## GOAL
Tally the lines of the listing that contain the string "Handlungen". Give the number and nothing else.

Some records

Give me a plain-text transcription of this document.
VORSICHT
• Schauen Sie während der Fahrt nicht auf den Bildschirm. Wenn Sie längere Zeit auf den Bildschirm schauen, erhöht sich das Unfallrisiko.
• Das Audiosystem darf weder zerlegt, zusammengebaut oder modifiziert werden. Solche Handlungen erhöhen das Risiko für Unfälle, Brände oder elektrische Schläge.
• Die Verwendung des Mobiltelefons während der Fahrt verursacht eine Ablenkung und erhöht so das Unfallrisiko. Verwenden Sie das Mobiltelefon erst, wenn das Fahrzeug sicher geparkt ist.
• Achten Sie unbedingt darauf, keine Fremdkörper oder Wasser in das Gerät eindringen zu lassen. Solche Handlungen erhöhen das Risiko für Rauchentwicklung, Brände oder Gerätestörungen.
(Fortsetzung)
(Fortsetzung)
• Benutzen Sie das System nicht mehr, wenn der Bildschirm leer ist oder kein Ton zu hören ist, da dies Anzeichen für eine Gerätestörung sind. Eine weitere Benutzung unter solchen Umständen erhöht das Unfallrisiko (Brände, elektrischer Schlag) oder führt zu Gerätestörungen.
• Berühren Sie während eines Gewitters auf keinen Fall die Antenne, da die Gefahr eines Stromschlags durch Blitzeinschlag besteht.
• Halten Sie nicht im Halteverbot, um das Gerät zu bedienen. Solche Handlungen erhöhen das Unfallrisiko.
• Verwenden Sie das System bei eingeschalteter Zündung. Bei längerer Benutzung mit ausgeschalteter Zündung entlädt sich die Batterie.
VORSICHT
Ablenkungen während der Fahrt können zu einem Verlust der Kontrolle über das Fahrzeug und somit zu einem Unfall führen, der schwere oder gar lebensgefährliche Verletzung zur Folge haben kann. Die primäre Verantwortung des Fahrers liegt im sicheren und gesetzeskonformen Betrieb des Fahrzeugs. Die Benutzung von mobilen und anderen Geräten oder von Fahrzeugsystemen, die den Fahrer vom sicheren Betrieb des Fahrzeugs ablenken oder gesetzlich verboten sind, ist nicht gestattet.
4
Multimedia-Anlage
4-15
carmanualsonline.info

## SOLUTION FOR THIS EXERCISE
3